◆ **TASK DIRECTIONS**
Copy out the rows, starting with the first one and continuing through the line with "The crank shaft 17 is at (370, 818).", and leave the pictures out of your answer.

— begin MATERIAL SHOWN —

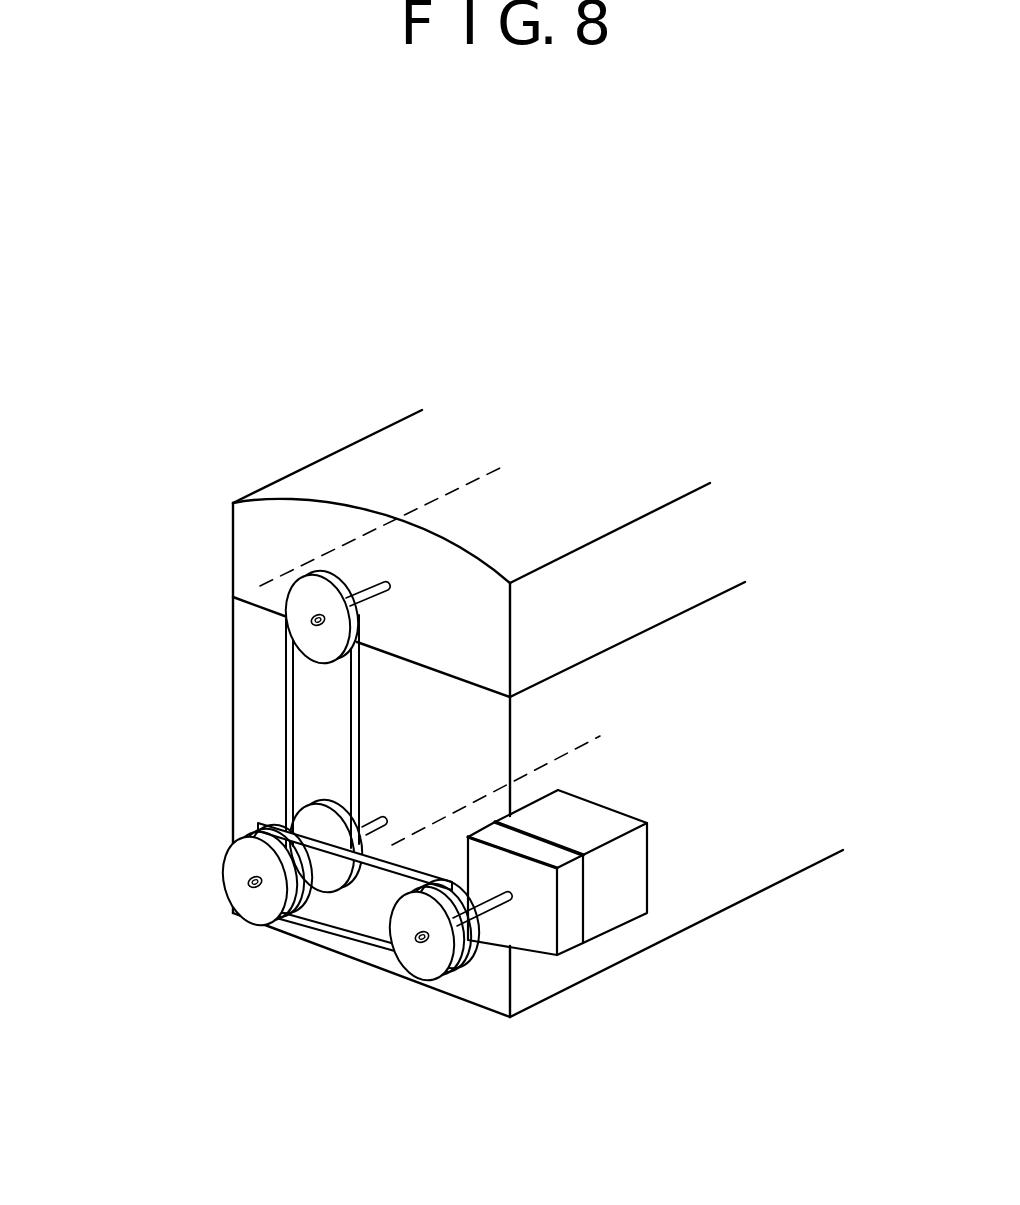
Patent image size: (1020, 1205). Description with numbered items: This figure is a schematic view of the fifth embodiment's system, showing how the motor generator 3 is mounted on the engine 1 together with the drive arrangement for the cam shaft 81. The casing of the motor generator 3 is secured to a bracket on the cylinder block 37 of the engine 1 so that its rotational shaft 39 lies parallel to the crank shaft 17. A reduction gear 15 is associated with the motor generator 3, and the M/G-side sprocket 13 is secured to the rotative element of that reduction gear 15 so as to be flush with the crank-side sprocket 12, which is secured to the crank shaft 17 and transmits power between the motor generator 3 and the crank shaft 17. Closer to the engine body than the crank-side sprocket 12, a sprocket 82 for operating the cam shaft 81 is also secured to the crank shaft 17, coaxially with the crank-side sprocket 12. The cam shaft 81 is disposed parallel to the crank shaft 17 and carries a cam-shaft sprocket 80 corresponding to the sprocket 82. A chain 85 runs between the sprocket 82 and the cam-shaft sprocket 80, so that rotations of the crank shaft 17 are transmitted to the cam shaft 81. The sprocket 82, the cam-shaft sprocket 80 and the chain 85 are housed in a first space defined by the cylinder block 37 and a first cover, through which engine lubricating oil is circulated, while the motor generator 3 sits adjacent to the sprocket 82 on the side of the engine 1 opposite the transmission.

The engine 1 is at (323, 451).
The motor generator 3 is at (617, 912).
The crank-side sprocket 12 is at (295, 920).
The M/G-side sprocket 13 is at (477, 963).
The reduction gear 15 is at (567, 938).
The crank shaft 17 is at (370, 818).
The cylinder block 37 is at (805, 869).
The rotational shaft 39 is at (500, 905).
The cam-shaft sprocket 80 is at (286, 612).
The cam shaft 81 is at (383, 598).
The sprocket for operating the cam shaft 82 is at (327, 900).
The chain 85 is at (291, 765).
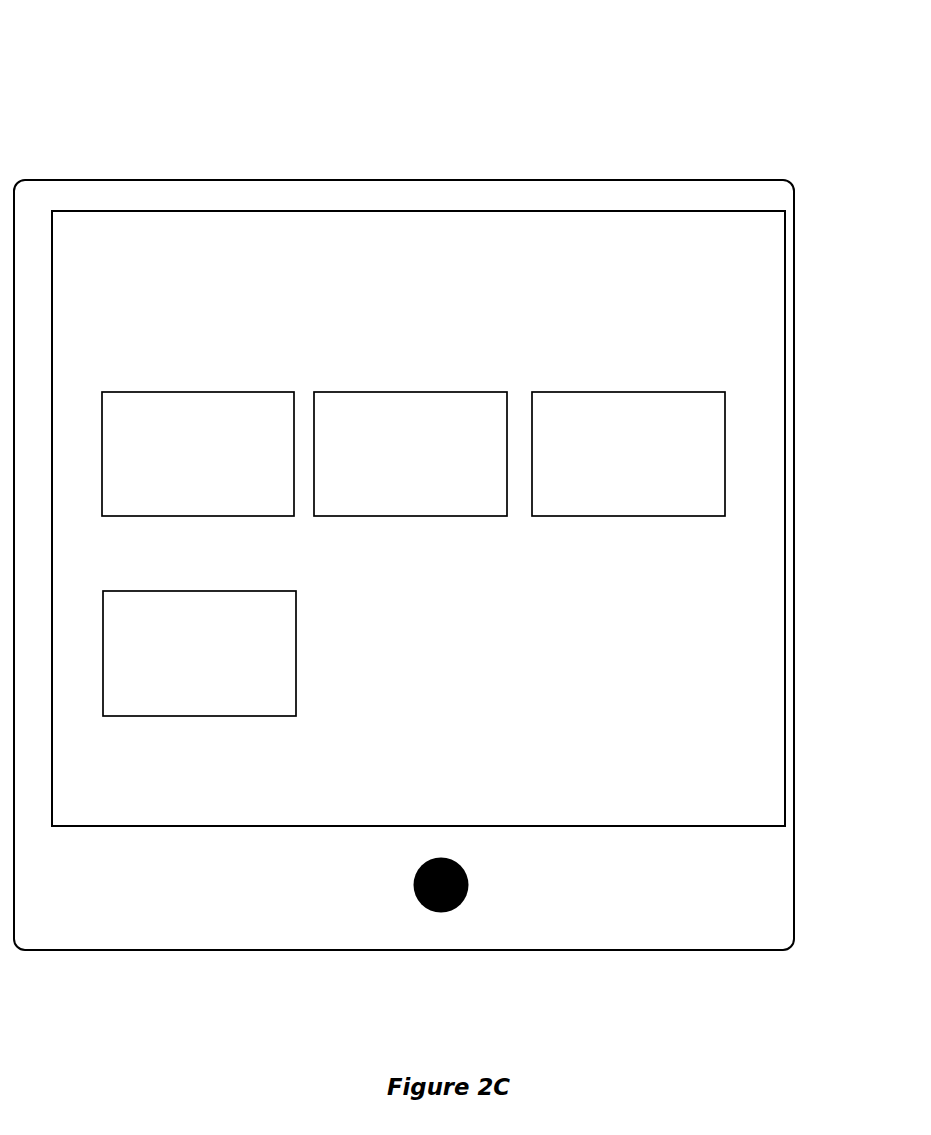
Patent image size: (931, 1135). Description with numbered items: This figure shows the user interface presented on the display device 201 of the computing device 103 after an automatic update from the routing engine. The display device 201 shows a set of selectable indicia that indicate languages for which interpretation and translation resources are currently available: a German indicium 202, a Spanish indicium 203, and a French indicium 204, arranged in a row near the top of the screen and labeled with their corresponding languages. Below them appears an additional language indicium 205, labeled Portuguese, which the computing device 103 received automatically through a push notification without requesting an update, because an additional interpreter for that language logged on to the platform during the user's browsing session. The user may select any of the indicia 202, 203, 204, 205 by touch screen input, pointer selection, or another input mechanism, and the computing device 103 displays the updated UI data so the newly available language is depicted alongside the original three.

The computing device 103 is at (388, 77).
The display device 201 is at (484, 211).
The German indicium 202 is at (148, 391).
The Spanish indicium 203 is at (360, 391).
The French indicium 204 is at (578, 391).
The additional language indicium 205 is at (149, 591).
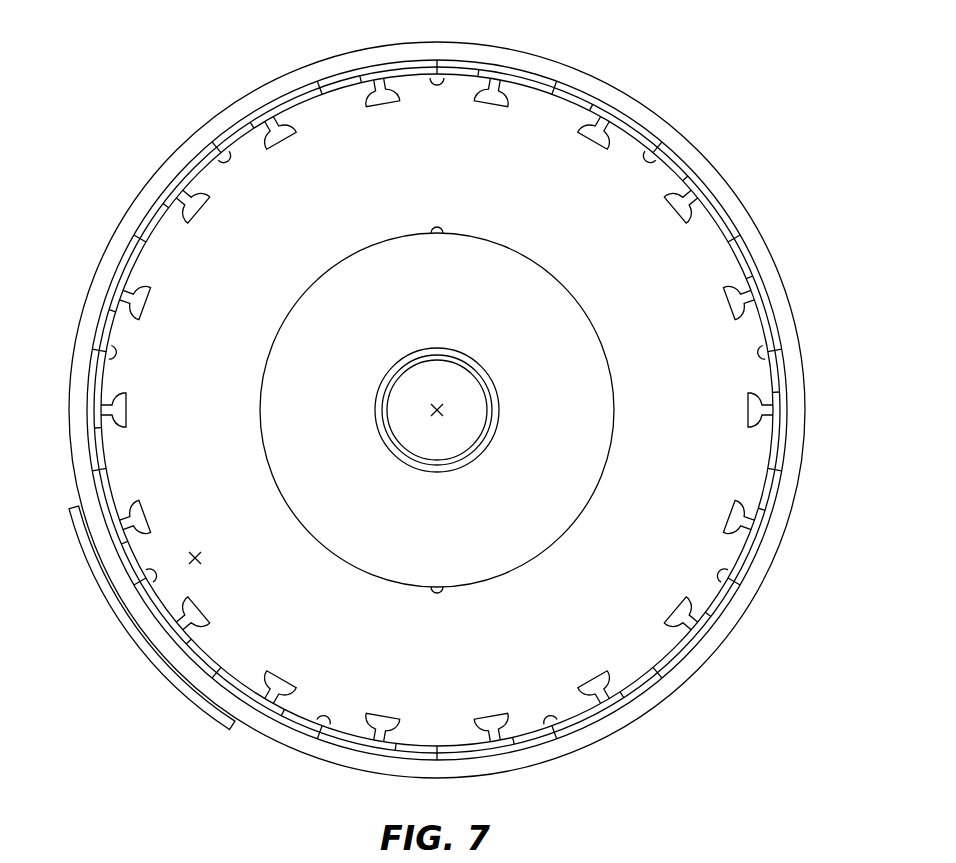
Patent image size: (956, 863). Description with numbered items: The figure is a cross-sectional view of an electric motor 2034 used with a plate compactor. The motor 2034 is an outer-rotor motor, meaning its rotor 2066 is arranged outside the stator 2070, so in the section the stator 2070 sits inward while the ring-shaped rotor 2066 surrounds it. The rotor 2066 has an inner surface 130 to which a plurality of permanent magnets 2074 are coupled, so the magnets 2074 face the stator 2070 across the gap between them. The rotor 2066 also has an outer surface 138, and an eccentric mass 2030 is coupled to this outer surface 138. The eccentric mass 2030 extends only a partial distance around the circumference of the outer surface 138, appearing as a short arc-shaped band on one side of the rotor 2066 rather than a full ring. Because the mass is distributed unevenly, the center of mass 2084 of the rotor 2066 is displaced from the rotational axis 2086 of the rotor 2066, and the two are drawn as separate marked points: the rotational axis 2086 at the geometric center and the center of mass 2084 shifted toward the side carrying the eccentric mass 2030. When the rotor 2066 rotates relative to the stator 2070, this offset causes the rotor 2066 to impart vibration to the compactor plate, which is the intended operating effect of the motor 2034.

The electric motor 2034 is at (168, 78).
The outer surface 138 is at (678, 128).
The rotational axis 2086 is at (437, 410).
The permanent magnets 2074 is at (710, 200).
The inner surface 130 is at (748, 248).
The rotor 2066 is at (587, 733).
The stator 2070 is at (620, 648).
The center of mass 2084 is at (188, 552).
The eccentric mass 2030 is at (118, 617).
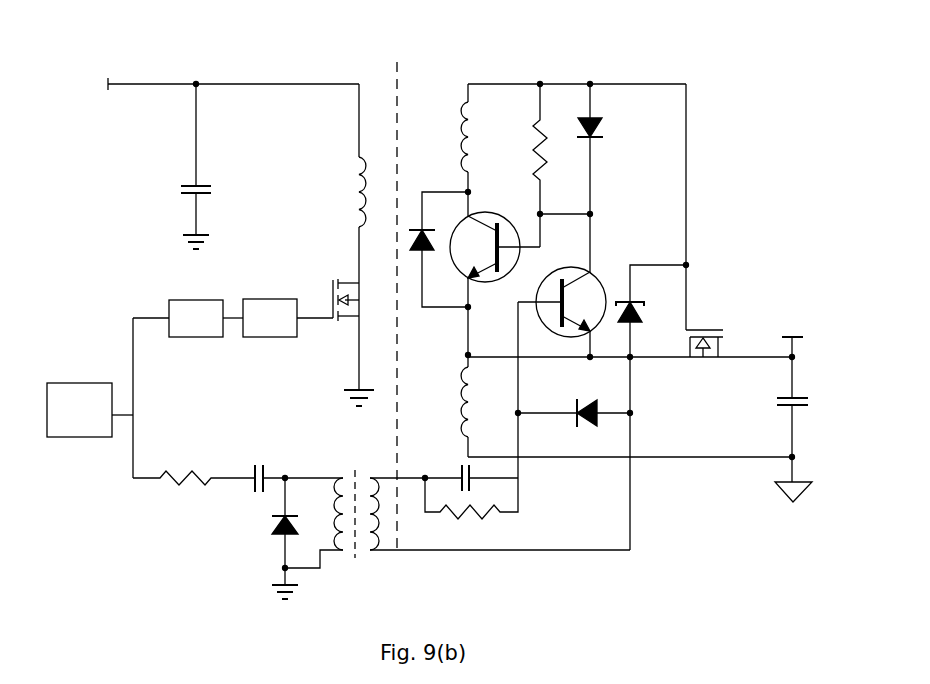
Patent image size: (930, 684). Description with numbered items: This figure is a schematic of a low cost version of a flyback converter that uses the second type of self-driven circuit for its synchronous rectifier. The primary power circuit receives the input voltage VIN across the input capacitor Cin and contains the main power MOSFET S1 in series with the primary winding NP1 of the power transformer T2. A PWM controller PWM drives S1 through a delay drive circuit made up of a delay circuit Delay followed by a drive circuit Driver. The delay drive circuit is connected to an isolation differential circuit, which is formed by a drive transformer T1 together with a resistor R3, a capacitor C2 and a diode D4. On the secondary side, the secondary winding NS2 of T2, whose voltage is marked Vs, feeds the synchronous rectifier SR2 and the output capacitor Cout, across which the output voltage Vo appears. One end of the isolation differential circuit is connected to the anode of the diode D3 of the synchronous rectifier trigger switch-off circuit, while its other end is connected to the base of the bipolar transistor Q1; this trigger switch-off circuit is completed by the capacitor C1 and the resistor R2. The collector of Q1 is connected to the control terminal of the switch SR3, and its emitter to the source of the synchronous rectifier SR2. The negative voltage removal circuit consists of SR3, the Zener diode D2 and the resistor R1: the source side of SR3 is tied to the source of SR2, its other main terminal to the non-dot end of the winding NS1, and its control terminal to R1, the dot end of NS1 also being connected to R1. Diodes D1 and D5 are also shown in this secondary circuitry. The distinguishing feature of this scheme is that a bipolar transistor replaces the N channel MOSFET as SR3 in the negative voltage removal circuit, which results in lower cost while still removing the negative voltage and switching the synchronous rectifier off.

The input voltage terminal VIN is at (84, 85).
The input capacitor Cin is at (213, 166).
The primary winding NP1 is at (344, 183).
The main power MOSFET S1 is at (335, 342).
The PWM controller PWM is at (90, 410).
The delay circuit Delay is at (188, 318).
The drive circuit Driver is at (270, 318).
The resistor R3 is at (194, 462).
The capacitor C2 is at (296, 466).
The diode D4 is at (287, 538).
The signal transformer T1 is at (477, 500).
The capacitor C1 is at (471, 469).
The resistor R2 is at (471, 510).
The main transformer T2 is at (441, 115).
The secondary winding NS1 is at (488, 156).
The secondary winding NS2 is at (605, 406).
The secondary voltage node Vs is at (500, 390).
The resistor R1 is at (522, 165).
The diode D1 is at (606, 178).
The transistor of negative voltage removal circuit SR3 is at (495, 274).
The diode D5 is at (438, 249).
The bi-polar transistor Q1 is at (562, 326).
The Zener diode D2 is at (652, 407).
The diode D3 is at (574, 425).
The synchronous rectifier SR2 is at (705, 234).
The output voltage terminal Vo is at (792, 360).
The output capacitor Cout is at (765, 449).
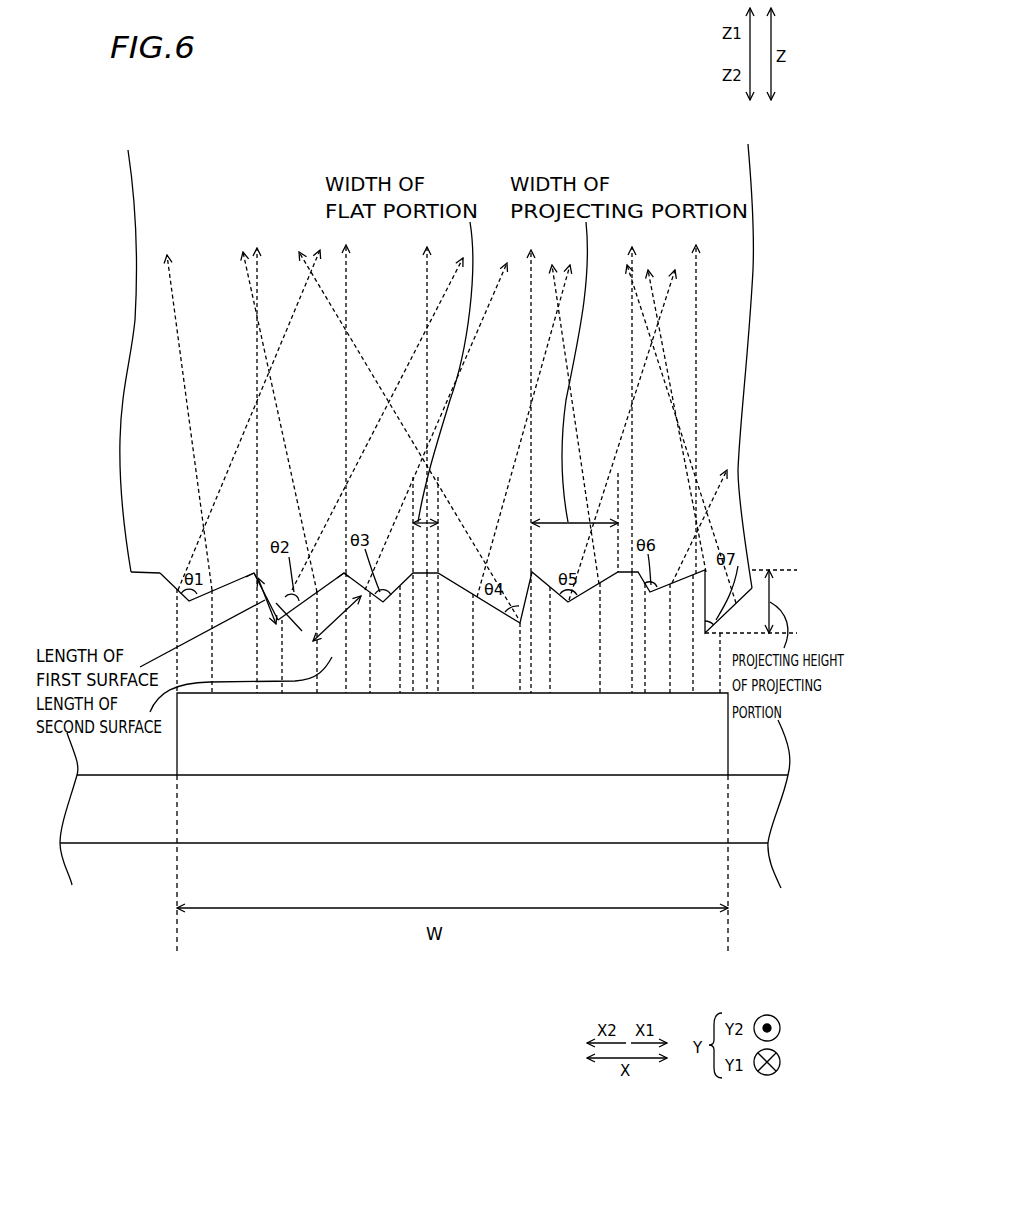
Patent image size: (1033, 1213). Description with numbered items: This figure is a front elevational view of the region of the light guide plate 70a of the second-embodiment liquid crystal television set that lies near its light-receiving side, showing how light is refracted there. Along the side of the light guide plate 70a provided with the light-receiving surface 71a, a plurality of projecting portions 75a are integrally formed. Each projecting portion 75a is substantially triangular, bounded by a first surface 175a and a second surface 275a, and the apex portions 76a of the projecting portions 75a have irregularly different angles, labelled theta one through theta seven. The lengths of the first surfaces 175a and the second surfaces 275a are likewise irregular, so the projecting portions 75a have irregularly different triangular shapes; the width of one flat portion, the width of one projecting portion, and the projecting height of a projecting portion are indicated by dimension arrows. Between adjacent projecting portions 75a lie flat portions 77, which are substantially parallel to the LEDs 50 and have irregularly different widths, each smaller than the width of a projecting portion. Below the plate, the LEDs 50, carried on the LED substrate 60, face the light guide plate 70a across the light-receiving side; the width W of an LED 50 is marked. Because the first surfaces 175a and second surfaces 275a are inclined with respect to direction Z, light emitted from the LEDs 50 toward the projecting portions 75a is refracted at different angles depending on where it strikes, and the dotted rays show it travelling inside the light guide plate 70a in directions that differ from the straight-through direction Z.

The light guide plate 70a is at (405, 395).
The flat portion 71a is at (128, 571).
The projecting portions 75a is at (255, 575).
The apex portions 76a is at (272, 585).
The flat portions 77 is at (200, 609).
The first surfaces 175a is at (270, 569).
The second surfaces 275a is at (329, 572).
The LEDs 50 is at (177, 744).
The LED substrate 60 is at (143, 843).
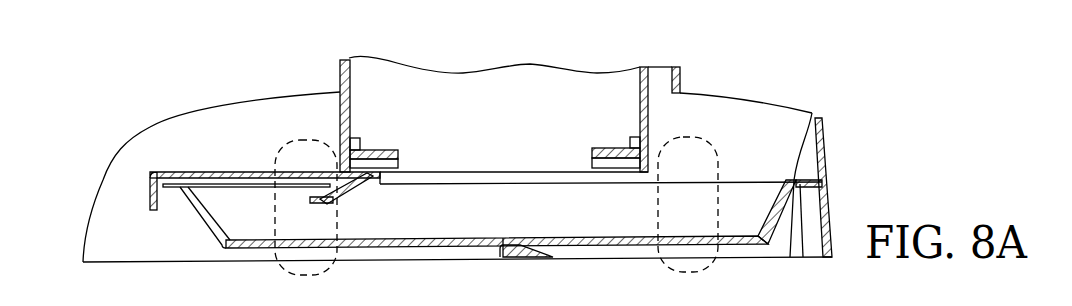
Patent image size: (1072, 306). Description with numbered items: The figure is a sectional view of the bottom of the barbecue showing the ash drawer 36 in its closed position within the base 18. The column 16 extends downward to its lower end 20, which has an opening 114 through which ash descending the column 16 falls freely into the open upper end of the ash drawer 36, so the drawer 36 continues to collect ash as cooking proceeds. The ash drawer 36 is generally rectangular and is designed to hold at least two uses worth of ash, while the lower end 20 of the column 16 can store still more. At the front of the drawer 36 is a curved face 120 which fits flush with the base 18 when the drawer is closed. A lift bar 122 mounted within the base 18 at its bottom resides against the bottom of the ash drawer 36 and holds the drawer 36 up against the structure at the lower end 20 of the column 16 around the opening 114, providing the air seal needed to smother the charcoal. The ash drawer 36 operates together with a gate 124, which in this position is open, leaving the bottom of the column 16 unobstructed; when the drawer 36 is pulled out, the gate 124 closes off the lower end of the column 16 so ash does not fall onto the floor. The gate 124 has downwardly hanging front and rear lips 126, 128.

The column 16 is at (340, 73).
The base 18 is at (133, 142).
The lower end of the column 20 is at (338, 140).
The ash drawer 36 is at (740, 188).
The opening 114 is at (460, 168).
The curved face 120 is at (830, 165).
The lift bar 122 is at (520, 258).
The gate 124 is at (252, 170).
The front lip 126 is at (350, 194).
The rear lip 128 is at (148, 202).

— end MATERIAL SHOWN —

◆ **EXERCISE RESULT**
Patent image size: (1020, 1205). Description with numbered items: This figure is a schematic view of the fifth embodiment's system, showing how the motor generator 3 is mounted on the engine 1 together with the drive arrangement for the cam shaft 81. The casing of the motor generator 3 is secured to a bracket on the cylinder block 37 of the engine 1 so that its rotational shaft 39 lies parallel to the crank shaft 17. A reduction gear 15 is associated with the motor generator 3, and the M/G-side sprocket 13 is secured to the rotative element of that reduction gear 15 so as to be flush with the crank-side sprocket 12, which is secured to the crank shaft 17 and transmits power between the motor generator 3 and the crank shaft 17. Closer to the engine body than the crank-side sprocket 12, a sprocket 82 for operating the cam shaft 81 is also secured to the crank shaft 17, coaxially with the crank-side sprocket 12. The cam shaft 81 is disposed parallel to the crank shaft 17 and carries a cam-shaft sprocket 80 corresponding to the sprocket 82. A chain 85 runs between the sprocket 82 and the cam-shaft sprocket 80, so that rotations of the crank shaft 17 are transmitted to the cam shaft 81. The sprocket 82, the cam-shaft sprocket 80 and the chain 85 are housed in a first space defined by the cylinder block 37 and a first cover, through which engine lubricating oil is circulated, while the motor generator 3 sits adjacent to the sprocket 82 on the side of the engine 1 opposite the transmission.

The engine 1 is at (323, 451).
The motor generator 3 is at (617, 912).
The crank-side sprocket 12 is at (295, 920).
The M/G-side sprocket 13 is at (477, 963).
The reduction gear 15 is at (567, 938).
The crank shaft 17 is at (370, 818).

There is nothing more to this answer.